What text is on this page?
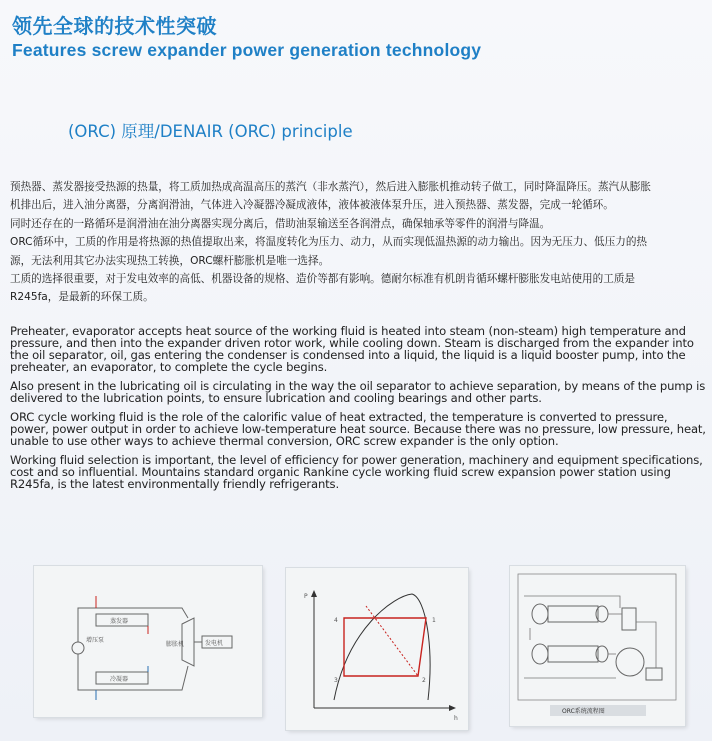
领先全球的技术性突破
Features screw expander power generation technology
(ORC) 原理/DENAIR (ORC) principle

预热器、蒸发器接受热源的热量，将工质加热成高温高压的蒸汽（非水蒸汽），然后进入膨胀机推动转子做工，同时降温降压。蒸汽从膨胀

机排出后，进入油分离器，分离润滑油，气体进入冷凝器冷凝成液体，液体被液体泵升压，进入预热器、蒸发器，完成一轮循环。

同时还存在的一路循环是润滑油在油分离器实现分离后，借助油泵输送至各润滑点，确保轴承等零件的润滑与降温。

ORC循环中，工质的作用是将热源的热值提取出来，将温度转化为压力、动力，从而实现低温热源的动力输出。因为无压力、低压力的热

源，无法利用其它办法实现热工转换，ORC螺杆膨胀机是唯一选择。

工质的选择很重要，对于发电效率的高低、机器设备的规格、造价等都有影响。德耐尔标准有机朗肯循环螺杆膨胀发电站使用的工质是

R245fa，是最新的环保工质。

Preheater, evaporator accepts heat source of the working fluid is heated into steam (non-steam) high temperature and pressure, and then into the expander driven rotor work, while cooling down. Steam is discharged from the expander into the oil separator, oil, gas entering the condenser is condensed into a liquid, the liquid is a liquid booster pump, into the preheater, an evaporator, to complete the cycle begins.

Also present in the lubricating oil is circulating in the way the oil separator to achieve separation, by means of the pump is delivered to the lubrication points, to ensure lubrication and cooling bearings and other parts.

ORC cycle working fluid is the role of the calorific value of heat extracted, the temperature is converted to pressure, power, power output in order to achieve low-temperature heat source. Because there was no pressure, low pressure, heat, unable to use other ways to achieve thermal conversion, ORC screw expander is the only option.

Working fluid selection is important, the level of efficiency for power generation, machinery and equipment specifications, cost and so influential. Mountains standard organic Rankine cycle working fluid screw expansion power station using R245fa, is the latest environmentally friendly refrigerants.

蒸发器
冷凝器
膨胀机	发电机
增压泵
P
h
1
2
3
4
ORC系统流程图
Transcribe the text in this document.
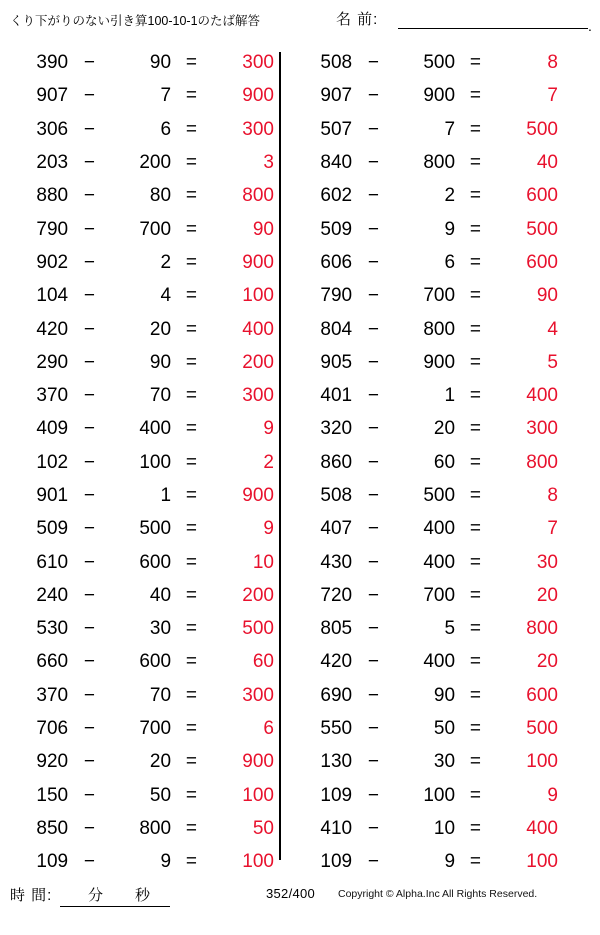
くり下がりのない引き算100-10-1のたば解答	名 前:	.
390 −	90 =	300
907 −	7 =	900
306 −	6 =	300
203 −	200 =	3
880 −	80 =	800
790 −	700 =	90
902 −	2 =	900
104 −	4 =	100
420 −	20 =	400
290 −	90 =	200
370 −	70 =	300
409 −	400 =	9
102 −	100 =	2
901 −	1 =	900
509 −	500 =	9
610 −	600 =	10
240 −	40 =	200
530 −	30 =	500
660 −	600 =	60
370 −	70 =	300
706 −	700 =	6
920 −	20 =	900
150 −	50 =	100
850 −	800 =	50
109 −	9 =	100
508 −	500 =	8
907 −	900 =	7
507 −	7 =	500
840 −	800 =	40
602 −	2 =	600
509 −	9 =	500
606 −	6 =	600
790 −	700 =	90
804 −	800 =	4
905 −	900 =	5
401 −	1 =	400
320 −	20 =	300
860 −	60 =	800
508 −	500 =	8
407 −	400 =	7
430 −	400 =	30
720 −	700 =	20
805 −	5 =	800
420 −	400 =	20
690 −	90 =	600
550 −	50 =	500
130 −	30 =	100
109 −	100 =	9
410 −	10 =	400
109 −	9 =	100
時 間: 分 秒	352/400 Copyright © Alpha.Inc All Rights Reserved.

Given problem >> Look over the material above and show each line where "generation" appears.

Written solution >>
Features screw expander power generation technology
Working fluid selection is important, the level of efficiency for power generation, machinery and equipment specifications, cost and so influential. Mountains standard organic Rankine cycle working fluid screw expansion power station using R245fa, is the latest environmentally friendly refrigerants.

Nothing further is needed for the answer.